Layout annotation items
----

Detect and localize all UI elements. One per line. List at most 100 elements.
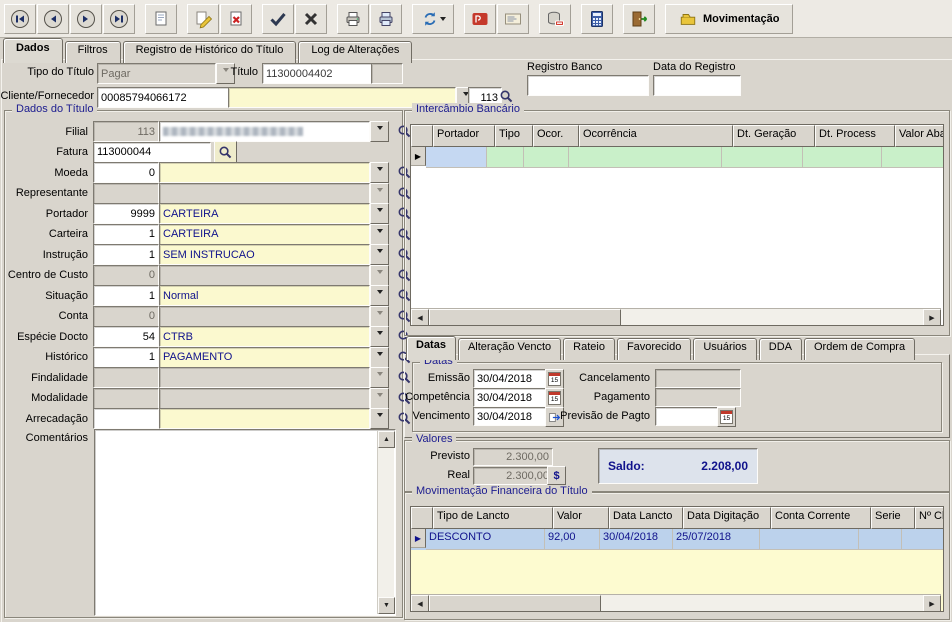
col-serie[interactable]: Serie	[871, 507, 915, 529]
export-pdf-button[interactable]	[464, 4, 496, 34]
centro-custo-code-input[interactable]: 0	[93, 265, 159, 286]
situacao-desc-combo[interactable]: Normal	[159, 285, 370, 306]
filial-code-input[interactable]: 113	[93, 121, 159, 142]
col-valor-abatimento[interactable]: Valor Abatimento	[895, 125, 944, 147]
pagamento-input[interactable]	[655, 388, 741, 407]
situacao-code-input[interactable]: 1	[93, 285, 159, 306]
intercambio-hscrollbar[interactable]: ◀ ▶	[411, 308, 941, 325]
instrucao-code-input[interactable]: 1	[93, 244, 159, 265]
historico-desc-combo[interactable]: PAGAMENTO	[159, 347, 370, 368]
scroll-up-button[interactable]: ▲	[378, 431, 395, 448]
tab-datas[interactable]: Datas	[406, 336, 456, 360]
tab-ordem-compra[interactable]: Ordem de Compra	[804, 338, 915, 360]
refresh-dropdown-button[interactable]	[412, 4, 454, 34]
carteira-code-input[interactable]: 1	[93, 224, 159, 245]
data-registro-input[interactable]	[653, 75, 741, 96]
tab-favorecido[interactable]: Favorecido	[617, 338, 691, 360]
cell-dt-geracao[interactable]	[722, 147, 803, 168]
scroll-left-button[interactable]: ◀	[411, 595, 429, 612]
representante-code-input[interactable]	[93, 183, 159, 204]
confirm-button[interactable]	[262, 4, 294, 34]
filial-dropdown-button[interactable]	[370, 121, 389, 142]
movimentacao-button[interactable]: Movimentação	[665, 4, 793, 34]
col-tipo-lancto[interactable]: Tipo de Lancto	[433, 507, 553, 529]
col-ocor[interactable]: Ocor.	[533, 125, 579, 147]
centro-custo-desc-combo[interactable]	[159, 265, 370, 286]
purge-button[interactable]	[539, 4, 571, 34]
tab-filtros[interactable]: Filtros	[65, 41, 121, 63]
vencimento-input[interactable]: 30/04/2018	[473, 407, 551, 426]
situacao-dropdown-button[interactable]	[370, 285, 389, 306]
cell-data-lancto[interactable]: 30/04/2018	[600, 529, 673, 550]
tab-log-alteracoes[interactable]: Log de Alterações	[298, 41, 412, 63]
col-dt-process[interactable]: Dt. Process	[815, 125, 895, 147]
cell-dt-process[interactable]	[803, 147, 882, 168]
scroll-right-button[interactable]: ▶	[923, 595, 941, 612]
tipo-titulo-combo[interactable]: Pagar	[97, 63, 235, 84]
conta-dropdown-button[interactable]	[370, 306, 389, 327]
fatura-input[interactable]: 113000044	[93, 142, 211, 163]
moeda-code-input[interactable]: 0	[93, 162, 159, 183]
comentarios-textarea[interactable]: ▲ ▼	[94, 429, 396, 616]
tab-registro-historico[interactable]: Registro de Histórico do Título	[123, 41, 297, 63]
scroll-left-button[interactable]: ◀	[411, 309, 429, 326]
col-data-digitacao[interactable]: Data Digitação	[683, 507, 771, 529]
conta-code-input[interactable]: 0	[93, 306, 159, 327]
print-button[interactable]	[337, 4, 369, 34]
list-card-button[interactable]	[497, 4, 529, 34]
first-record-button[interactable]	[4, 4, 36, 34]
arrecadacao-dropdown-button[interactable]	[370, 408, 389, 429]
titulo-sequence-field[interactable]	[371, 63, 403, 84]
tab-usuarios[interactable]: Usuários	[693, 338, 756, 360]
calculator-button[interactable]	[581, 4, 613, 34]
cancelamento-input[interactable]	[655, 369, 741, 388]
modalidade-dropdown-button[interactable]	[370, 388, 389, 409]
tab-dda[interactable]: DDA	[759, 338, 802, 360]
cliente-fornecedor-input[interactable]: 00085794066172	[97, 87, 233, 108]
instrucao-desc-combo[interactable]: SEM INSTRUCAO	[159, 244, 370, 265]
competencia-input[interactable]: 30/04/2018	[473, 388, 551, 407]
registro-banco-input[interactable]	[527, 75, 649, 96]
cell-valor[interactable]: 92,00	[545, 529, 600, 550]
titulo-input[interactable]: 11300004402	[262, 63, 376, 84]
scroll-right-button[interactable]: ▶	[923, 309, 941, 326]
previsto-input[interactable]: 2.300,00	[473, 448, 553, 466]
moeda-desc-combo[interactable]	[159, 162, 370, 183]
cell-tipo[interactable]	[487, 147, 524, 168]
tab-rateio[interactable]: Rateio	[563, 338, 615, 360]
movimentacao-hscrollbar[interactable]: ◀ ▶	[411, 594, 941, 611]
cell-portador[interactable]	[426, 147, 487, 168]
print-preview-button[interactable]	[370, 4, 402, 34]
scroll-thumb[interactable]	[429, 309, 621, 326]
movimentacao-row-selected[interactable]: ▶ DESCONTO 92,00 30/04/2018 25/07/2018	[411, 529, 943, 550]
currency-button[interactable]: $	[547, 466, 566, 485]
especie-docto-dropdown-button[interactable]	[370, 326, 389, 347]
arrecadacao-desc-combo[interactable]	[159, 408, 370, 429]
cell-ocor[interactable]	[524, 147, 569, 168]
scroll-down-button[interactable]: ▼	[378, 597, 395, 614]
tab-dados[interactable]: Dados	[3, 38, 63, 63]
delete-button[interactable]	[220, 4, 252, 34]
previsao-pagto-input[interactable]	[655, 407, 723, 426]
exit-button[interactable]	[623, 4, 655, 34]
cell-conta-corrente[interactable]	[760, 529, 859, 550]
col-portador[interactable]: Portador	[433, 125, 495, 147]
representante-desc-combo[interactable]	[159, 183, 370, 204]
col-data-lancto[interactable]: Data Lancto	[609, 507, 683, 529]
carteira-desc-combo[interactable]: CARTEIRA	[159, 224, 370, 245]
cell-tipo-lancto[interactable]: DESCONTO	[426, 529, 545, 550]
emissao-input[interactable]: 30/04/2018	[473, 369, 551, 388]
col-conta-corrente[interactable]: Conta Corrente	[771, 507, 871, 529]
col-tipo[interactable]: Tipo	[495, 125, 533, 147]
cancel-button[interactable]	[295, 4, 327, 34]
findalidade-desc-combo[interactable]	[159, 367, 370, 388]
findalidade-code-input[interactable]	[93, 367, 159, 388]
tab-alteracao-vencto[interactable]: Alteração Vencto	[458, 338, 561, 360]
filial-desc-combo[interactable]	[159, 121, 370, 142]
portador-desc-combo[interactable]: CARTEIRA	[159, 203, 370, 224]
arrecadacao-code-input[interactable]	[93, 408, 159, 429]
centro-custo-dropdown-button[interactable]	[370, 265, 389, 286]
col-valor[interactable]: Valor	[553, 507, 609, 529]
cell-data-digitacao[interactable]: 25/07/2018	[673, 529, 760, 550]
intercambio-row[interactable]: ▶	[411, 147, 943, 168]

----

Direction
Can you reproduce the items above with "UI elements" changed to "interface elements" and everything else left as it is, omitting the pictures?

Task response
Detect and localize all interface elements. One per line. List at most 100 elements.
col-serie[interactable]: Serie	[871, 507, 915, 529]
export-pdf-button[interactable]	[464, 4, 496, 34]
centro-custo-code-input[interactable]: 0	[93, 265, 159, 286]
situacao-desc-combo[interactable]: Normal	[159, 285, 370, 306]
filial-code-input[interactable]: 113	[93, 121, 159, 142]
col-valor-abatimento[interactable]: Valor Abatimento	[895, 125, 944, 147]
pagamento-input[interactable]	[655, 388, 741, 407]
situacao-code-input[interactable]: 1	[93, 285, 159, 306]
intercambio-hscrollbar[interactable]: ◀ ▶	[411, 308, 941, 325]
instrucao-code-input[interactable]: 1	[93, 244, 159, 265]
historico-desc-combo[interactable]: PAGAMENTO	[159, 347, 370, 368]
scroll-up-button[interactable]: ▲	[378, 431, 395, 448]
tab-datas[interactable]: Datas	[406, 336, 456, 360]
tab-ordem-compra[interactable]: Ordem de Compra	[804, 338, 915, 360]
refresh-dropdown-button[interactable]	[412, 4, 454, 34]
carteira-code-input[interactable]: 1	[93, 224, 159, 245]
data-registro-input[interactable]	[653, 75, 741, 96]
tab-favorecido[interactable]: Favorecido	[617, 338, 691, 360]
cell-dt-geracao[interactable]	[722, 147, 803, 168]
scroll-left-button[interactable]: ◀	[411, 595, 429, 612]
representante-code-input[interactable]	[93, 183, 159, 204]
confirm-button[interactable]	[262, 4, 294, 34]
filial-dropdown-button[interactable]	[370, 121, 389, 142]
movimentacao-button[interactable]: Movimentação	[665, 4, 793, 34]
col-tipo-lancto[interactable]: Tipo de Lancto	[433, 507, 553, 529]
col-ocor[interactable]: Ocor.	[533, 125, 579, 147]
centro-custo-desc-combo[interactable]	[159, 265, 370, 286]
purge-button[interactable]	[539, 4, 571, 34]
tab-filtros[interactable]: Filtros	[65, 41, 121, 63]
vencimento-input[interactable]: 30/04/2018	[473, 407, 551, 426]
situacao-dropdown-button[interactable]	[370, 285, 389, 306]
cell-data-lancto[interactable]: 30/04/2018	[600, 529, 673, 550]
tab-log-alteracoes[interactable]: Log de Alterações	[298, 41, 412, 63]
col-dt-process[interactable]: Dt. Process	[815, 125, 895, 147]
cell-dt-process[interactable]	[803, 147, 882, 168]
scroll-right-button[interactable]: ▶	[923, 595, 941, 612]
tipo-titulo-combo[interactable]: Pagar	[97, 63, 235, 84]
conta-dropdown-button[interactable]	[370, 306, 389, 327]
fatura-input[interactable]: 113000044	[93, 142, 211, 163]
moeda-code-input[interactable]: 0	[93, 162, 159, 183]
comentarios-textarea[interactable]: ▲ ▼	[94, 429, 396, 616]
tab-registro-historico[interactable]: Registro de Histórico do Título	[123, 41, 297, 63]
scroll-left-button[interactable]: ◀	[411, 309, 429, 326]
col-data-digitacao[interactable]: Data Digitação	[683, 507, 771, 529]
conta-code-input[interactable]: 0	[93, 306, 159, 327]
print-button[interactable]	[337, 4, 369, 34]
list-card-button[interactable]	[497, 4, 529, 34]
first-record-button[interactable]	[4, 4, 36, 34]
arrecadacao-dropdown-button[interactable]	[370, 408, 389, 429]
titulo-sequence-field[interactable]	[371, 63, 403, 84]
tab-usuarios[interactable]: Usuários	[693, 338, 756, 360]
calculator-button[interactable]	[581, 4, 613, 34]
cancelamento-input[interactable]	[655, 369, 741, 388]
modalidade-dropdown-button[interactable]	[370, 388, 389, 409]
tab-dda[interactable]: DDA	[759, 338, 802, 360]
cliente-fornecedor-input[interactable]: 00085794066172	[97, 87, 233, 108]
instrucao-desc-combo[interactable]: SEM INSTRUCAO	[159, 244, 370, 265]
competencia-input[interactable]: 30/04/2018	[473, 388, 551, 407]
registro-banco-input[interactable]	[527, 75, 649, 96]
cell-valor[interactable]: 92,00	[545, 529, 600, 550]
titulo-input[interactable]: 11300004402	[262, 63, 376, 84]
scroll-right-button[interactable]: ▶	[923, 309, 941, 326]
previsto-input[interactable]: 2.300,00	[473, 448, 553, 466]
moeda-desc-combo[interactable]	[159, 162, 370, 183]
cell-tipo[interactable]	[487, 147, 524, 168]
tab-rateio[interactable]: Rateio	[563, 338, 615, 360]
movimentacao-hscrollbar[interactable]: ◀ ▶	[411, 594, 941, 611]
cell-portador[interactable]	[426, 147, 487, 168]
print-preview-button[interactable]	[370, 4, 402, 34]
scroll-thumb[interactable]	[429, 309, 621, 326]
movimentacao-row-selected[interactable]: ▶ DESCONTO 92,00 30/04/2018 25/07/2018	[411, 529, 943, 550]
currency-button[interactable]: $	[547, 466, 566, 485]
especie-docto-dropdown-button[interactable]	[370, 326, 389, 347]
arrecadacao-desc-combo[interactable]	[159, 408, 370, 429]
cell-ocor[interactable]	[524, 147, 569, 168]
scroll-down-button[interactable]: ▼	[378, 597, 395, 614]
tab-dados[interactable]: Dados	[3, 38, 63, 63]
delete-button[interactable]	[220, 4, 252, 34]
previsao-pagto-input[interactable]	[655, 407, 723, 426]
exit-button[interactable]	[623, 4, 655, 34]
cell-conta-corrente[interactable]	[760, 529, 859, 550]
col-portador[interactable]: Portador	[433, 125, 495, 147]
representante-desc-combo[interactable]	[159, 183, 370, 204]
col-data-lancto[interactable]: Data Lancto	[609, 507, 683, 529]
carteira-desc-combo[interactable]: CARTEIRA	[159, 224, 370, 245]
cell-tipo-lancto[interactable]: DESCONTO	[426, 529, 545, 550]
emissao-input[interactable]: 30/04/2018	[473, 369, 551, 388]
col-conta-corrente[interactable]: Conta Corrente	[771, 507, 871, 529]
col-tipo[interactable]: Tipo	[495, 125, 533, 147]
cancel-button[interactable]	[295, 4, 327, 34]
findalidade-desc-combo[interactable]	[159, 367, 370, 388]
findalidade-code-input[interactable]	[93, 367, 159, 388]
tab-alteracao-vencto[interactable]: Alteração Vencto	[458, 338, 561, 360]
filial-desc-combo[interactable]	[159, 121, 370, 142]
portador-desc-combo[interactable]: CARTEIRA	[159, 203, 370, 224]
arrecadacao-code-input[interactable]	[93, 408, 159, 429]
centro-custo-dropdown-button[interactable]	[370, 265, 389, 286]
col-valor[interactable]: Valor	[553, 507, 609, 529]
cell-data-digitacao[interactable]: 25/07/2018	[673, 529, 760, 550]
intercambio-row[interactable]: ▶	[411, 147, 943, 168]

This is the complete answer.